• **YOUR ASSIGNMENT**:
Return every line below in which "JSON" appears.

• **INPUT DATA**:
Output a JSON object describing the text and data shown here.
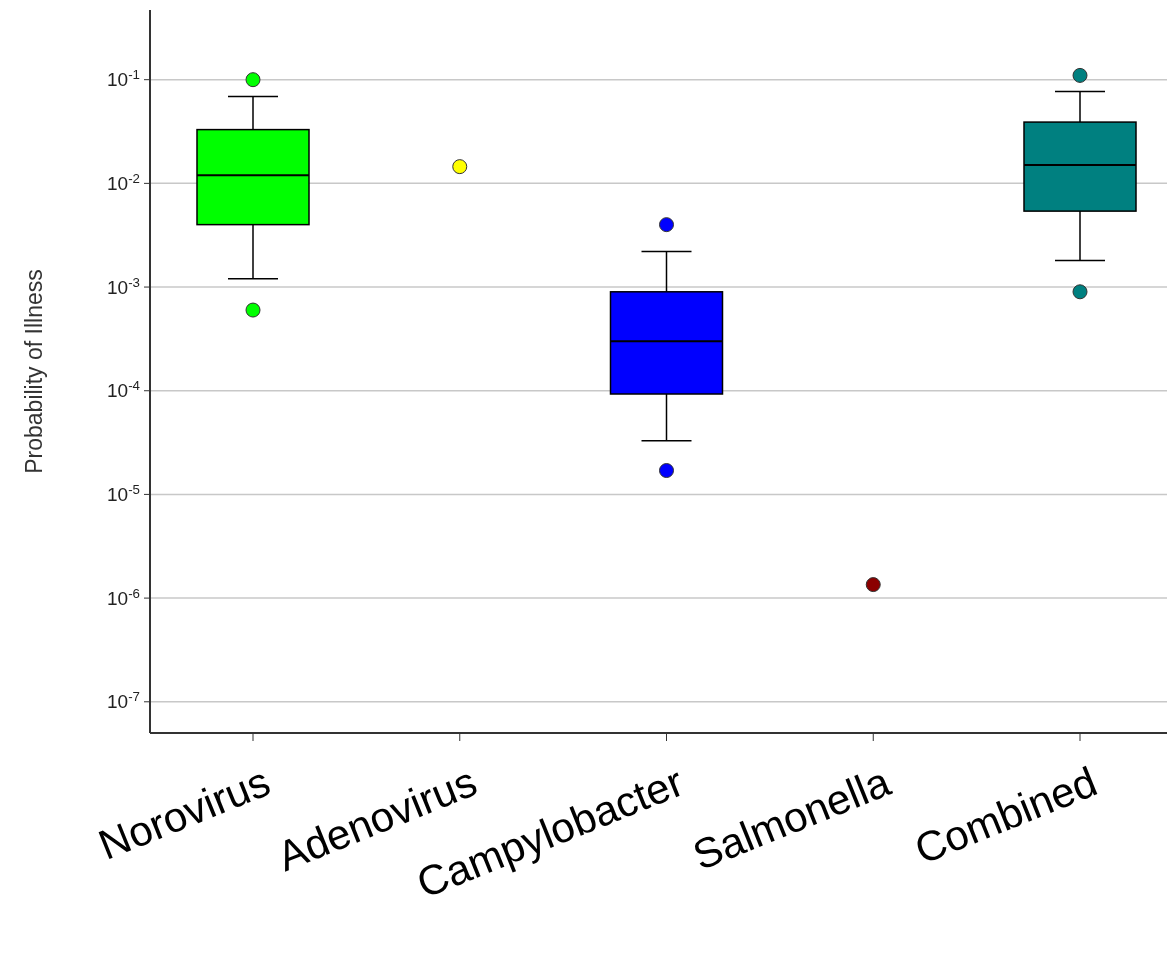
{
  "chart_data": {
    "type": "box",
    "ylabel": "Probability of Illness",
    "categories": [
      "Norovirus",
      "Adenovirus",
      "Campylobacter",
      "Salmonella",
      "Combined"
    ],
    "boxes": [
      {
        "low": 0.0012,
        "q1": 0.004,
        "median": 0.012,
        "q3": 0.033,
        "high": 0.069,
        "outliers": [
          0.1,
          0.0006
        ]
      },
      null,
      {
        "low": 3.3e-05,
        "q1": 9.3e-05,
        "median": 0.0003,
        "q3": 0.0009,
        "high": 0.0022,
        "outliers": [
          0.004,
          1.7e-05
        ]
      },
      null,
      {
        "low": 0.0018,
        "q1": 0.0054,
        "median": 0.015,
        "q3": 0.039,
        "high": 0.077,
        "outliers": [
          0.11,
          0.0009
        ]
      }
    ],
    "colors": [
      "#00ff00",
      null,
      "#0000ff",
      null,
      "#008080"
    ],
    "series": [
      {
        "type": "scatter",
        "color": "#ffff00",
        "x": [
          "Adenovirus"
        ],
        "values": [
          0.0145
        ]
      },
      {
        "type": "scatter",
        "color": "#8b0000",
        "x": [
          "Salmonella"
        ],
        "values": [
          1.35e-06
        ]
      }
    ],
    "log": true,
    "ylim": [
      5e-08,
      0.47
    ],
    "yticks": [
      {
        "value": 0.1,
        "label": "10$^{-1}$"
      },
      {
        "value": 0.01,
        "label": "10$^{-2}$"
      },
      {
        "value": 0.001,
        "label": "10$^{-3}$"
      },
      {
        "value": 0.0001,
        "label": "10$^{-4}$"
      },
      {
        "value": 1e-05,
        "label": "10$^{-5}$"
      },
      {
        "value": 1e-06,
        "label": "10$^{-6}$"
      },
      {
        "value": 1e-07,
        "label": "10$^{-7}$"
      }
    ],
    "grid": "y",
    "marker": "circle"
  }
}
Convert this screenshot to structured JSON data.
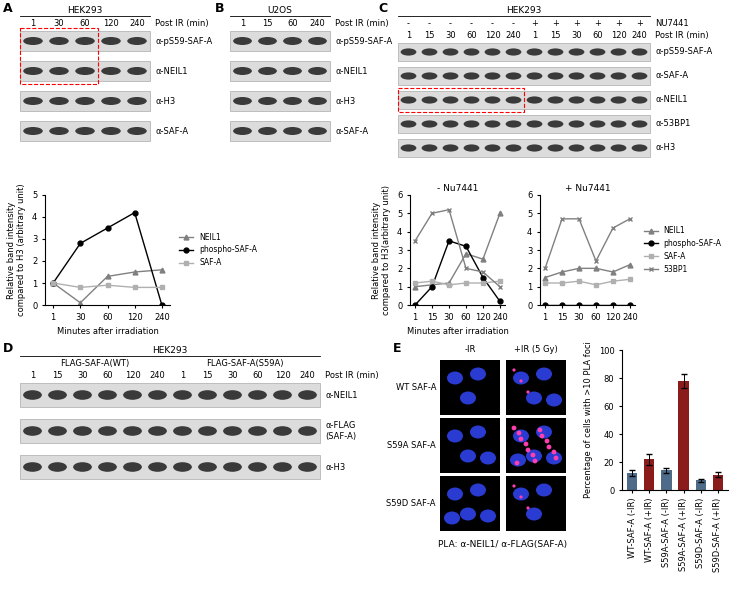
{
  "panel_letters": [
    "A",
    "B",
    "C",
    "D",
    "E"
  ],
  "blots": [
    {
      "cell_line": "HEK293",
      "lane_axis_label": "Post IR (min)",
      "lanes": [
        "1",
        "30",
        "60",
        "120",
        "240"
      ],
      "rows": [
        "α-pS59-SAF-A",
        "α-NEIL1",
        "α-H3",
        "α-SAF-A"
      ]
    },
    {
      "cell_line": "U2OS",
      "lane_axis_label": "Post IR (min)",
      "lanes": [
        "1",
        "15",
        "60",
        "240"
      ],
      "rows": [
        "α-pS59-SAF-A",
        "α-NEIL1",
        "α-H3",
        "α-SAF-A"
      ]
    },
    {
      "cell_line": "HEK293",
      "lane_axis_label": "Post IR (min)",
      "treatment": {
        "label": "NU7441",
        "signs": [
          "-",
          "-",
          "-",
          "-",
          "-",
          "-",
          "+",
          "+",
          "+",
          "+",
          "+",
          "+"
        ]
      },
      "lanes": [
        "1",
        "15",
        "30",
        "60",
        "120",
        "240",
        "1",
        "15",
        "30",
        "60",
        "120",
        "240"
      ],
      "rows": [
        "α-pS59-SAF-A",
        "α-SAF-A",
        "α-NEIL1",
        "α-53BP1",
        "α-H3"
      ]
    },
    {
      "cell_line": "HEK293",
      "lane_axis_label": "Post IR (min)",
      "groups": [
        "FLAG-SAF-A(WT)",
        "FLAG-SAF-A(S59A)"
      ],
      "lanes": [
        "1",
        "15",
        "30",
        "60",
        "120",
        "240",
        "1",
        "15",
        "30",
        "60",
        "120",
        "240"
      ],
      "rows": [
        "α-NEIL1",
        "α-FLAG\n(SAF-A)",
        "α-H3"
      ]
    }
  ],
  "images": {
    "columns": [
      "-IR",
      "+IR (5 Gy)"
    ],
    "rows": [
      "WT SAF-A",
      "S59A SAF-A",
      "S59D SAF-A"
    ],
    "caption": "PLA: α-NEIL1/ α-FLAG(SAF-A)"
  },
  "chart_data": [
    {
      "type": "line",
      "xlabel": "Minutes after irradiation",
      "ylabel": "Relative band intensity\ncompared to H3 (arbitrary unit)",
      "categories": [
        "1",
        "30",
        "60",
        "120",
        "240"
      ],
      "ylim": [
        0,
        5
      ],
      "yticks": [
        0,
        1,
        2,
        3,
        4,
        5
      ],
      "legend": "center left",
      "series": [
        {
          "name": "NEIL1",
          "color": "#808080",
          "marker": "^",
          "values": [
            1,
            0.1,
            1.3,
            1.5,
            1.6
          ]
        },
        {
          "name": "phospho-SAF-A",
          "color": "#000000",
          "marker": "o",
          "values": [
            1,
            2.8,
            3.5,
            4.2,
            0
          ]
        },
        {
          "name": "SAF-A",
          "color": "#b0b0b0",
          "marker": "s",
          "values": [
            1,
            0.8,
            0.9,
            0.8,
            0.8
          ]
        }
      ]
    },
    {
      "type": "line",
      "title": "- Nu7441",
      "xlabel": "Minutes after irradiation",
      "ylabel": "Relative band intensity\ncompared to H3(arbitrary unit)",
      "categories": [
        "1",
        "15",
        "30",
        "60",
        "120",
        "240"
      ],
      "ylim": [
        0,
        6
      ],
      "yticks": [
        0,
        1,
        2,
        3,
        4,
        5,
        6
      ],
      "series": [
        {
          "name": "NEIL1",
          "color": "#808080",
          "marker": "^",
          "values": [
            1,
            1.1,
            1.2,
            2.8,
            2.5,
            5
          ]
        },
        {
          "name": "phospho-SAF-A",
          "color": "#000000",
          "marker": "o",
          "values": [
            0,
            1,
            3.5,
            3.2,
            1.5,
            0.2
          ]
        },
        {
          "name": "SAF-A",
          "color": "#b0b0b0",
          "marker": "s",
          "values": [
            1.2,
            1.3,
            1.1,
            1.2,
            1.2,
            1.3
          ]
        },
        {
          "name": "53BP1",
          "color": "#808080",
          "marker": "x",
          "values": [
            3.5,
            5,
            5.2,
            2,
            1.8,
            1
          ]
        }
      ]
    },
    {
      "type": "line",
      "title": "+ Nu7441",
      "categories": [
        "1",
        "15",
        "30",
        "60",
        "120",
        "240"
      ],
      "ylim": [
        0,
        6
      ],
      "yticks": [
        0,
        1,
        2,
        3,
        4,
        5,
        6
      ],
      "legend": "center left",
      "series": [
        {
          "name": "NEIL1",
          "color": "#808080",
          "marker": "^",
          "values": [
            1.5,
            1.8,
            2,
            2,
            1.8,
            2.2
          ]
        },
        {
          "name": "phospho-SAF-A",
          "color": "#000000",
          "marker": "o",
          "values": [
            0,
            0,
            0,
            0,
            0,
            0
          ]
        },
        {
          "name": "SAF-A",
          "color": "#b0b0b0",
          "marker": "s",
          "values": [
            1.2,
            1.2,
            1.3,
            1.1,
            1.3,
            1.4
          ]
        },
        {
          "name": "53BP1",
          "color": "#808080",
          "marker": "x",
          "values": [
            2,
            4.7,
            4.7,
            2.4,
            4.2,
            4.7
          ]
        }
      ]
    },
    {
      "type": "bar",
      "ylabel": "Percentage of cells with >10 PLA foci",
      "categories": [
        "WT-SAF-A (-IR)",
        "WT-SAF-A (+IR)",
        "S59A-SAF-A (-IR)",
        "S59A-SAF-A (+IR)",
        "S59D-SAF-A (-IR)",
        "S59D-SAF-A (+IR)"
      ],
      "values": [
        12,
        22,
        14,
        78,
        7,
        11
      ],
      "errors": [
        2,
        4,
        2,
        5,
        1,
        2
      ],
      "colors": [
        "#4f6b8a",
        "#8b1c1c",
        "#4f6b8a",
        "#8b1c1c",
        "#4f6b8a",
        "#8b1c1c"
      ],
      "ylim": [
        0,
        100
      ],
      "yticks": [
        0,
        20,
        40,
        60,
        80,
        100
      ]
    }
  ]
}
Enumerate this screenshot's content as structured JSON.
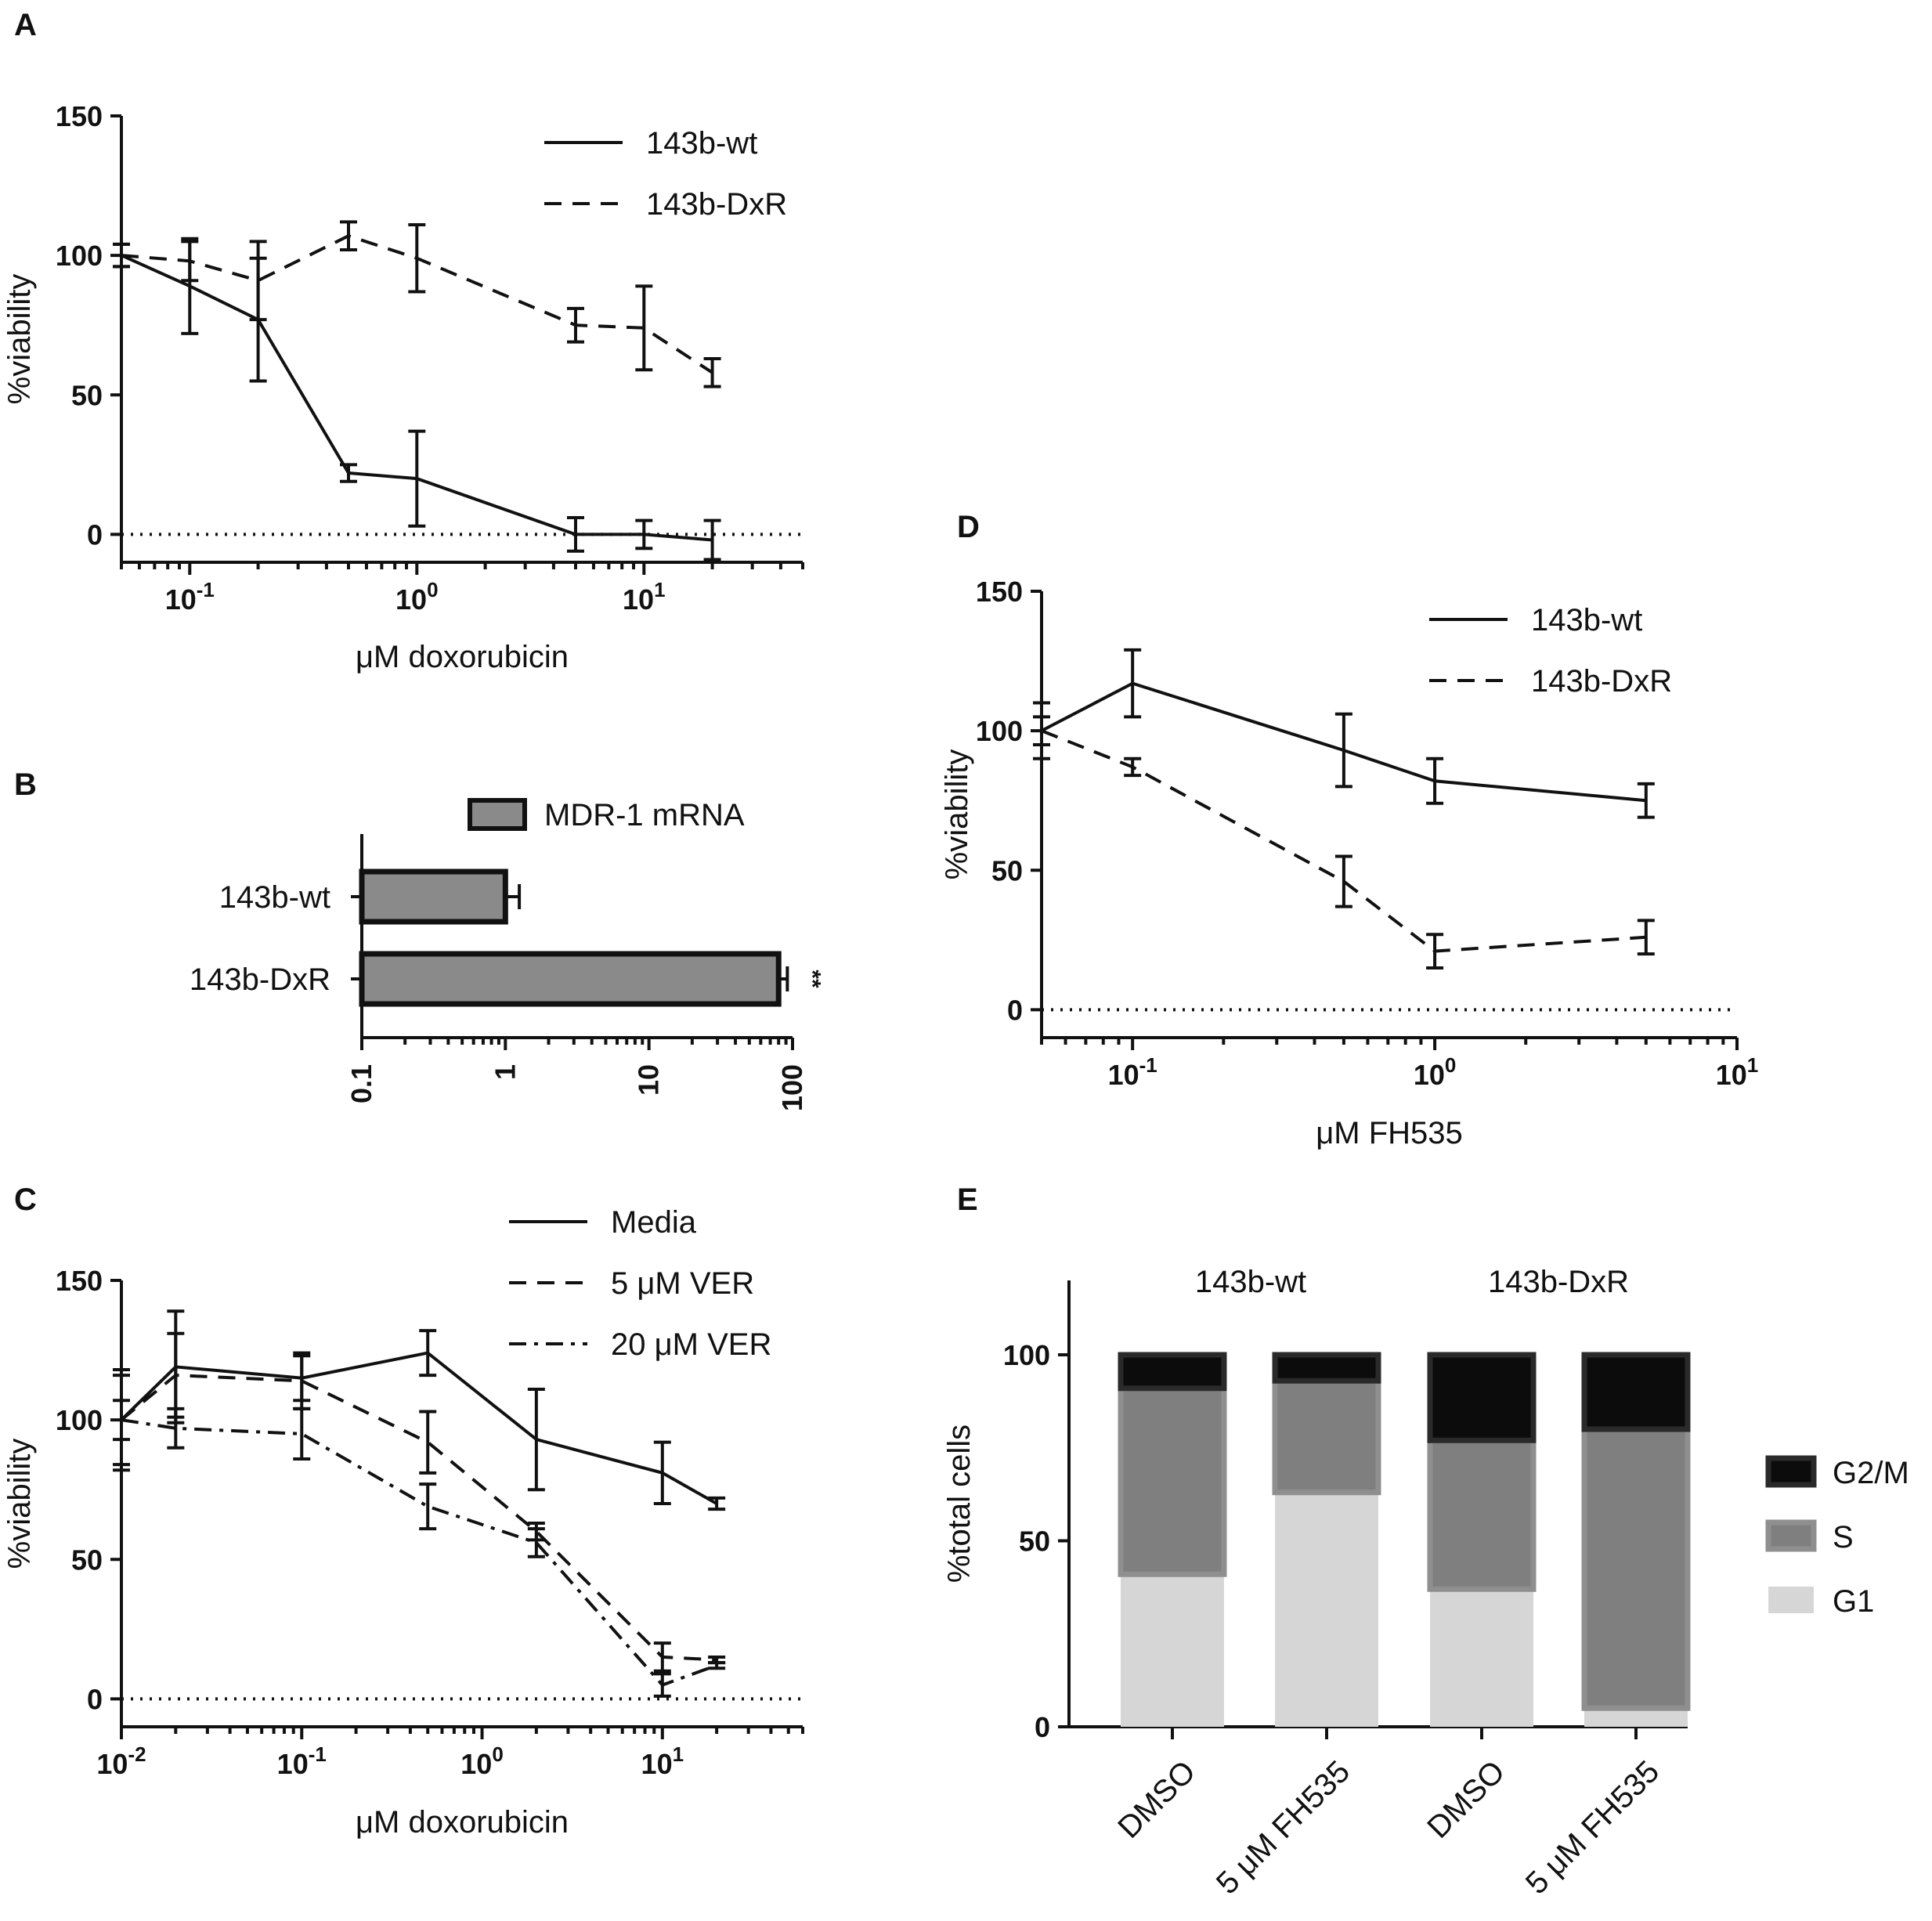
{
  "chart_data": [
    {
      "id": "A",
      "panel_label": "A",
      "type": "line",
      "x_scale": "log",
      "xlim": [
        0.05,
        50
      ],
      "ylim": [
        -10,
        150
      ],
      "yticks": [
        "0",
        "50",
        "100",
        "150"
      ],
      "xticks": [
        {
          "base": "10",
          "exp": "-1",
          "value": 0.1
        },
        {
          "base": "10",
          "exp": "0",
          "value": 1
        },
        {
          "base": "10",
          "exp": "1",
          "value": 10
        }
      ],
      "xlabel": "μM doxorubicin",
      "ylabel": "%viability",
      "legend": "top-right",
      "series": [
        {
          "name": "143b-wt",
          "style": "solid",
          "x": [
            0.05,
            0.1,
            0.2,
            0.5,
            1,
            5,
            10,
            20
          ],
          "y": [
            100,
            89,
            77,
            22,
            20,
            0,
            0,
            -2
          ],
          "err": [
            4,
            17,
            22,
            3,
            17,
            6,
            5,
            7
          ]
        },
        {
          "name": "143b-DxR",
          "style": "dash",
          "x": [
            0.05,
            0.1,
            0.2,
            0.5,
            1,
            5,
            10,
            20
          ],
          "y": [
            100,
            98,
            91,
            107,
            99,
            75,
            74,
            58
          ],
          "err": [
            4,
            7,
            14,
            5,
            12,
            6,
            15,
            5
          ]
        }
      ]
    },
    {
      "id": "B",
      "panel_label": "B",
      "type": "bar",
      "orientation": "horizontal",
      "x_scale": "log",
      "xlim": [
        0.1,
        100
      ],
      "xticks": [
        "0.1",
        "1",
        "10",
        "100"
      ],
      "categories": [
        "143b-wt",
        "143b-DxR"
      ],
      "series": [
        {
          "name": "MDR-1 mRNA",
          "values": [
            1,
            80
          ],
          "err": [
            0.25,
            12
          ]
        }
      ],
      "annotations": [
        "",
        "**"
      ],
      "legend": "top",
      "bar_color": "#8a8a8a"
    },
    {
      "id": "C",
      "panel_label": "C",
      "type": "line",
      "x_scale": "log",
      "xlim": [
        0.01,
        60
      ],
      "ylim": [
        -10,
        150
      ],
      "yticks": [
        "0",
        "50",
        "100",
        "150"
      ],
      "xticks": [
        {
          "base": "10",
          "exp": "-2",
          "value": 0.01
        },
        {
          "base": "10",
          "exp": "-1",
          "value": 0.1
        },
        {
          "base": "10",
          "exp": "0",
          "value": 1
        },
        {
          "base": "10",
          "exp": "1",
          "value": 10
        }
      ],
      "xlabel": "μM doxorubicin",
      "ylabel": "%viability",
      "legend": "top-right",
      "series": [
        {
          "name": "Media",
          "style": "solid",
          "x": [
            0.01,
            0.02,
            0.1,
            0.5,
            2,
            10,
            20
          ],
          "y": [
            100,
            119,
            115,
            124,
            93,
            81,
            70
          ],
          "err": [
            18,
            20,
            8,
            8,
            18,
            11,
            2
          ]
        },
        {
          "name": "5 μM VER",
          "style": "dash",
          "x": [
            0.01,
            0.02,
            0.1,
            0.5,
            2,
            10,
            20
          ],
          "y": [
            100,
            116,
            114,
            92,
            60,
            15,
            14
          ],
          "err": [
            7,
            15,
            10,
            11,
            3,
            5,
            1
          ]
        },
        {
          "name": "20 μM VER",
          "style": "dashdot",
          "x": [
            0.01,
            0.02,
            0.1,
            0.5,
            2,
            10,
            20
          ],
          "y": [
            100,
            97,
            95,
            69,
            56,
            5,
            12
          ],
          "err": [
            16,
            7,
            9,
            8,
            5,
            4,
            1
          ]
        }
      ]
    },
    {
      "id": "D",
      "panel_label": "D",
      "type": "line",
      "x_scale": "log",
      "xlim": [
        0.05,
        10
      ],
      "ylim": [
        -10,
        150
      ],
      "yticks": [
        "0",
        "50",
        "100",
        "150"
      ],
      "xticks": [
        {
          "base": "10",
          "exp": "-1",
          "value": 0.1
        },
        {
          "base": "10",
          "exp": "0",
          "value": 1
        },
        {
          "base": "10",
          "exp": "1",
          "value": 10
        }
      ],
      "xlabel": "μM FH535",
      "ylabel": "%viability",
      "legend": "top-right",
      "series": [
        {
          "name": "143b-wt",
          "style": "solid",
          "x": [
            0.05,
            0.1,
            0.5,
            1,
            5
          ],
          "y": [
            100,
            117,
            93,
            82,
            75
          ],
          "err": [
            10,
            12,
            13,
            8,
            6
          ]
        },
        {
          "name": "143b-DxR",
          "style": "dash",
          "x": [
            0.05,
            0.1,
            0.5,
            1,
            5
          ],
          "y": [
            100,
            87,
            46,
            21,
            26
          ],
          "err": [
            5,
            3,
            9,
            6,
            6
          ]
        }
      ]
    },
    {
      "id": "E",
      "panel_label": "E",
      "type": "bar",
      "stacked": true,
      "ylim": [
        0,
        120
      ],
      "yticks": [
        "0",
        "50",
        "100"
      ],
      "categories": [
        "DMSO",
        "5 μM FH535",
        "DMSO",
        "5 μM FH535"
      ],
      "group_labels": [
        "143b-wt",
        "143b-DxR"
      ],
      "ylabel": "%total cells",
      "legend": "right",
      "series": [
        {
          "name": "G1",
          "color": "#d6d6d6",
          "values": [
            41,
            63,
            37,
            5
          ]
        },
        {
          "name": "S",
          "color": "#7f7f7f",
          "values": [
            50,
            30,
            40,
            75
          ]
        },
        {
          "name": "G2/M",
          "color": "#0c0c0c",
          "values": [
            9,
            7,
            23,
            20
          ]
        }
      ]
    }
  ]
}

• **YOUR RESPONSE**:
Output a JSON object describing the text and data shown here.
Convert this screenshot to structured JSON data.
Enumerate this screenshot's content as structured JSON.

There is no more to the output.